┏━━

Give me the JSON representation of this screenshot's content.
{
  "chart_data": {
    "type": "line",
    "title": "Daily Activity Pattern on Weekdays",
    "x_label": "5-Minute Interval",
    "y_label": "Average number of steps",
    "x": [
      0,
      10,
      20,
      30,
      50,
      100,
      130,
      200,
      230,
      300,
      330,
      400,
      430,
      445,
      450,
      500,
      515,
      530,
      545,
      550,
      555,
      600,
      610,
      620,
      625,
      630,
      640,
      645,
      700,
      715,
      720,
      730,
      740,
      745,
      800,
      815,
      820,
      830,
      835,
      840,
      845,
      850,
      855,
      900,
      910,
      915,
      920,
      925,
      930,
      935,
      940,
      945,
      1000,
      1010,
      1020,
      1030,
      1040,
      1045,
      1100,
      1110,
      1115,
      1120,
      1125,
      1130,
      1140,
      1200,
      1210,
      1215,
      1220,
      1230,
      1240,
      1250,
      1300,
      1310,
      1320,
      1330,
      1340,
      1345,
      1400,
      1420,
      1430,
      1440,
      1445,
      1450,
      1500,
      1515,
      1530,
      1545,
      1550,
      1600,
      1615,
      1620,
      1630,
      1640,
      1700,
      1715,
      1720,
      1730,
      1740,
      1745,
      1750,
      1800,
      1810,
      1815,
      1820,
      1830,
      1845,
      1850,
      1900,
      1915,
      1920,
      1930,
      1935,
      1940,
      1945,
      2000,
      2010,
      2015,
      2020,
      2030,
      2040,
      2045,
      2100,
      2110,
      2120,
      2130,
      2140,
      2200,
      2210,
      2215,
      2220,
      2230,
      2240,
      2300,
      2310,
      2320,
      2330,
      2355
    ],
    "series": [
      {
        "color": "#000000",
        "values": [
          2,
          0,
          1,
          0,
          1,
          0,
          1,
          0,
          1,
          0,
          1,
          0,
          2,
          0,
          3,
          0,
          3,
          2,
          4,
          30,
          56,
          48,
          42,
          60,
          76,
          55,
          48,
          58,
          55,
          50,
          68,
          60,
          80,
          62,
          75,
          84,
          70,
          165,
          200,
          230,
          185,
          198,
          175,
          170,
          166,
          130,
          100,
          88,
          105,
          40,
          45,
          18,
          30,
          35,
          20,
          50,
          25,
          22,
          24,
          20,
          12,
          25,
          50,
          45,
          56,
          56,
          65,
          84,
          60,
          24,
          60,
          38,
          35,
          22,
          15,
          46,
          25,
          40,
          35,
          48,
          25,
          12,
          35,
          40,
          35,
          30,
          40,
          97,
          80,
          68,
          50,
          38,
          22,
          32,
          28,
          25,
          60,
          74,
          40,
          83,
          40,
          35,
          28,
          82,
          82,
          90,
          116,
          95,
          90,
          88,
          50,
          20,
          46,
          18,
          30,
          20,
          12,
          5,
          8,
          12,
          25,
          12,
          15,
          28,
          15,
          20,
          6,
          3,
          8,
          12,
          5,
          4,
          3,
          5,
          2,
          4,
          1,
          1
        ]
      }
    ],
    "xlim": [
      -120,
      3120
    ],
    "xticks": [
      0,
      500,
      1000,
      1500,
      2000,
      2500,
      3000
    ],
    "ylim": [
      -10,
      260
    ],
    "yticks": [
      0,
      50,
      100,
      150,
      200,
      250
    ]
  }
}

┗━━

Copy every record exactly, with nothing added or dropped.

Give me the JSON representation of this screenshot's content.
{
  "chart_data": {
    "type": "line",
    "title": "Daily Activity Pattern on Weekdays",
    "x_label": "5-Minute Interval",
    "y_label": "Average number of steps",
    "x": [
      0,
      10,
      20,
      30,
      50,
      100,
      130,
      200,
      230,
      300,
      330,
      400,
      430,
      445,
      450,
      500,
      515,
      530,
      545,
      550,
      555,
      600,
      610,
      620,
      625,
      630,
      640,
      645,
      700,
      715,
      720,
      730,
      740,
      745,
      800,
      815,
      820,
      830,
      835,
      840,
      845,
      850,
      855,
      900,
      910,
      915,
      920,
      925,
      930,
      935,
      940,
      945,
      1000,
      1010,
      1020,
      1030,
      1040,
      1045,
      1100,
      1110,
      1115,
      1120,
      1125,
      1130,
      1140,
      1200,
      1210,
      1215,
      1220,
      1230,
      1240,
      1250,
      1300,
      1310,
      1320,
      1330,
      1340,
      1345,
      1400,
      1420,
      1430,
      1440,
      1445,
      1450,
      1500,
      1515,
      1530,
      1545,
      1550,
      1600,
      1615,
      1620,
      1630,
      1640,
      1700,
      1715,
      1720,
      1730,
      1740,
      1745,
      1750,
      1800,
      1810,
      1815,
      1820,
      1830,
      1845,
      1850,
      1900,
      1915,
      1920,
      1930,
      1935,
      1940,
      1945,
      2000,
      2010,
      2015,
      2020,
      2030,
      2040,
      2045,
      2100,
      2110,
      2120,
      2130,
      2140,
      2200,
      2210,
      2215,
      2220,
      2230,
      2240,
      2300,
      2310,
      2320,
      2330,
      2355
    ],
    "series": [
      {
        "color": "#000000",
        "values": [
          2,
          0,
          1,
          0,
          1,
          0,
          1,
          0,
          1,
          0,
          1,
          0,
          2,
          0,
          3,
          0,
          3,
          2,
          4,
          30,
          56,
          48,
          42,
          60,
          76,
          55,
          48,
          58,
          55,
          50,
          68,
          60,
          80,
          62,
          75,
          84,
          70,
          165,
          200,
          230,
          185,
          198,
          175,
          170,
          166,
          130,
          100,
          88,
          105,
          40,
          45,
          18,
          30,
          35,
          20,
          50,
          25,
          22,
          24,
          20,
          12,
          25,
          50,
          45,
          56,
          56,
          65,
          84,
          60,
          24,
          60,
          38,
          35,
          22,
          15,
          46,
          25,
          40,
          35,
          48,
          25,
          12,
          35,
          40,
          35,
          30,
          40,
          97,
          80,
          68,
          50,
          38,
          22,
          32,
          28,
          25,
          60,
          74,
          40,
          83,
          40,
          35,
          28,
          82,
          82,
          90,
          116,
          95,
          90,
          88,
          50,
          20,
          46,
          18,
          30,
          20,
          12,
          5,
          8,
          12,
          25,
          12,
          15,
          28,
          15,
          20,
          6,
          3,
          8,
          12,
          5,
          4,
          3,
          5,
          2,
          4,
          1,
          1
        ]
      }
    ],
    "xlim": [
      -120,
      3120
    ],
    "xticks": [
      0,
      500,
      1000,
      1500,
      2000,
      2500,
      3000
    ],
    "ylim": [
      -10,
      260
    ],
    "yticks": [
      0,
      50,
      100,
      150,
      200,
      250
    ]
  }
}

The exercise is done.